-- Start of Task input --

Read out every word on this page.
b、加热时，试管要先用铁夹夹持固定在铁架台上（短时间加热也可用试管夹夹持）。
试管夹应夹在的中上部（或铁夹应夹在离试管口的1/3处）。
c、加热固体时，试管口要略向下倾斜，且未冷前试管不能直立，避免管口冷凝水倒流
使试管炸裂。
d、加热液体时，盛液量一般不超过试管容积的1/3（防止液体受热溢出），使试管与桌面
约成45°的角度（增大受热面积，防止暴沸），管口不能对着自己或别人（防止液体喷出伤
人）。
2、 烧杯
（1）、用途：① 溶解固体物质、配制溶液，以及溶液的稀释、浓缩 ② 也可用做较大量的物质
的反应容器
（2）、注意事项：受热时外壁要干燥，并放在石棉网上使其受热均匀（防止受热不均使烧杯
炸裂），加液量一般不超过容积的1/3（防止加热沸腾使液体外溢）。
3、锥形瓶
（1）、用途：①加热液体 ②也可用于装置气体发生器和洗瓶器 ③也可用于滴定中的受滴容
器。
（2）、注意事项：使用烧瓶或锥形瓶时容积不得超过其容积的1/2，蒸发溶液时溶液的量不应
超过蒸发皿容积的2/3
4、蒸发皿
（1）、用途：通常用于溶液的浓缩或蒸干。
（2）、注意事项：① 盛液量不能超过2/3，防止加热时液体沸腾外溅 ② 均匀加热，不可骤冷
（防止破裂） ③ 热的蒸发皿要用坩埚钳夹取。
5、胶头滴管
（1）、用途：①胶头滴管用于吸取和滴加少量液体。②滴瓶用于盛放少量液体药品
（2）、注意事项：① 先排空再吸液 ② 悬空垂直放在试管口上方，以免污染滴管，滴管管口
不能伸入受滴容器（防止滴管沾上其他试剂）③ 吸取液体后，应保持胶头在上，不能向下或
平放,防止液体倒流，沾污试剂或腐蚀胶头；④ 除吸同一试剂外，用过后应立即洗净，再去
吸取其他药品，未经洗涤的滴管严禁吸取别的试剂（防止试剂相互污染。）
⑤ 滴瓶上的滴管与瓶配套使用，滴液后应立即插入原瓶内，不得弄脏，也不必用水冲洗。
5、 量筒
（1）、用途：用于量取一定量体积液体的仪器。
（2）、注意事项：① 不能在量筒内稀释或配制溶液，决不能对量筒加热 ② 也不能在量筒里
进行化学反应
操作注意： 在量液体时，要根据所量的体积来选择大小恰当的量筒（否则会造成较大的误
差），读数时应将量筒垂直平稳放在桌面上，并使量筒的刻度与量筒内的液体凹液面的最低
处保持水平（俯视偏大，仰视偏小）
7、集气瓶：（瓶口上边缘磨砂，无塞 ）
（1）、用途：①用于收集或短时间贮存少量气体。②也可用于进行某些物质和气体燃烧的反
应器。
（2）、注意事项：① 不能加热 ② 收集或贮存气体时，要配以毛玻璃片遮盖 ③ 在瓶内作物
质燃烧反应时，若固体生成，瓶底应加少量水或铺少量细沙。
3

-- End of Task input --

Restate every entry word for word.

Read out every word on this page.
b、加热时，试管要先用铁夹夹持固定在铁架台上（短时间加热也可用试管夹夹持）。
试管夹应夹在的中上部（或铁夹应夹在离试管口的1/3处）。
c、加热固体时，试管口要略向下倾斜，且未冷前试管不能直立，避免管口冷凝水倒流
使试管炸裂。
d、加热液体时，盛液量一般不超过试管容积的1/3（防止液体受热溢出），使试管与桌面
约成45°的角度（增大受热面积，防止暴沸），管口不能对着自己或别人（防止液体喷出伤
人）。
2、 烧杯
（1）、用途：① 溶解固体物质、配制溶液，以及溶液的稀释、浓缩 ② 也可用做较大量的物质
的反应容器
（2）、注意事项：受热时外壁要干燥，并放在石棉网上使其受热均匀（防止受热不均使烧杯
炸裂），加液量一般不超过容积的1/3（防止加热沸腾使液体外溢）。
3、锥形瓶
（1）、用途：①加热液体 ②也可用于装置气体发生器和洗瓶器 ③也可用于滴定中的受滴容
器。
（2）、注意事项：使用烧瓶或锥形瓶时容积不得超过其容积的1/2，蒸发溶液时溶液的量不应
超过蒸发皿容积的2/3
4、蒸发皿
（1）、用途：通常用于溶液的浓缩或蒸干。
（2）、注意事项：① 盛液量不能超过2/3，防止加热时液体沸腾外溅 ② 均匀加热，不可骤冷
（防止破裂） ③ 热的蒸发皿要用坩埚钳夹取。
5、胶头滴管
（1）、用途：①胶头滴管用于吸取和滴加少量液体。②滴瓶用于盛放少量液体药品
（2）、注意事项：① 先排空再吸液 ② 悬空垂直放在试管口上方，以免污染滴管，滴管管口
不能伸入受滴容器（防止滴管沾上其他试剂）③ 吸取液体后，应保持胶头在上，不能向下或
平放,防止液体倒流，沾污试剂或腐蚀胶头；④ 除吸同一试剂外，用过后应立即洗净，再去
吸取其他药品，未经洗涤的滴管严禁吸取别的试剂（防止试剂相互污染。）
⑤ 滴瓶上的滴管与瓶配套使用，滴液后应立即插入原瓶内，不得弄脏，也不必用水冲洗。
5、 量筒
（1）、用途：用于量取一定量体积液体的仪器。
（2）、注意事项：① 不能在量筒内稀释或配制溶液，决不能对量筒加热 ② 也不能在量筒里
进行化学反应
操作注意： 在量液体时，要根据所量的体积来选择大小恰当的量筒（否则会造成较大的误
差），读数时应将量筒垂直平稳放在桌面上，并使量筒的刻度与量筒内的液体凹液面的最低
处保持水平（俯视偏大，仰视偏小）
7、集气瓶：（瓶口上边缘磨砂，无塞 ）
（1）、用途：①用于收集或短时间贮存少量气体。②也可用于进行某些物质和气体燃烧的反
应器。
（2）、注意事项：① 不能加热 ② 收集或贮存气体时，要配以毛玻璃片遮盖 ③ 在瓶内作物
质燃烧反应时，若固体生成，瓶底应加少量水或铺少量细沙。
3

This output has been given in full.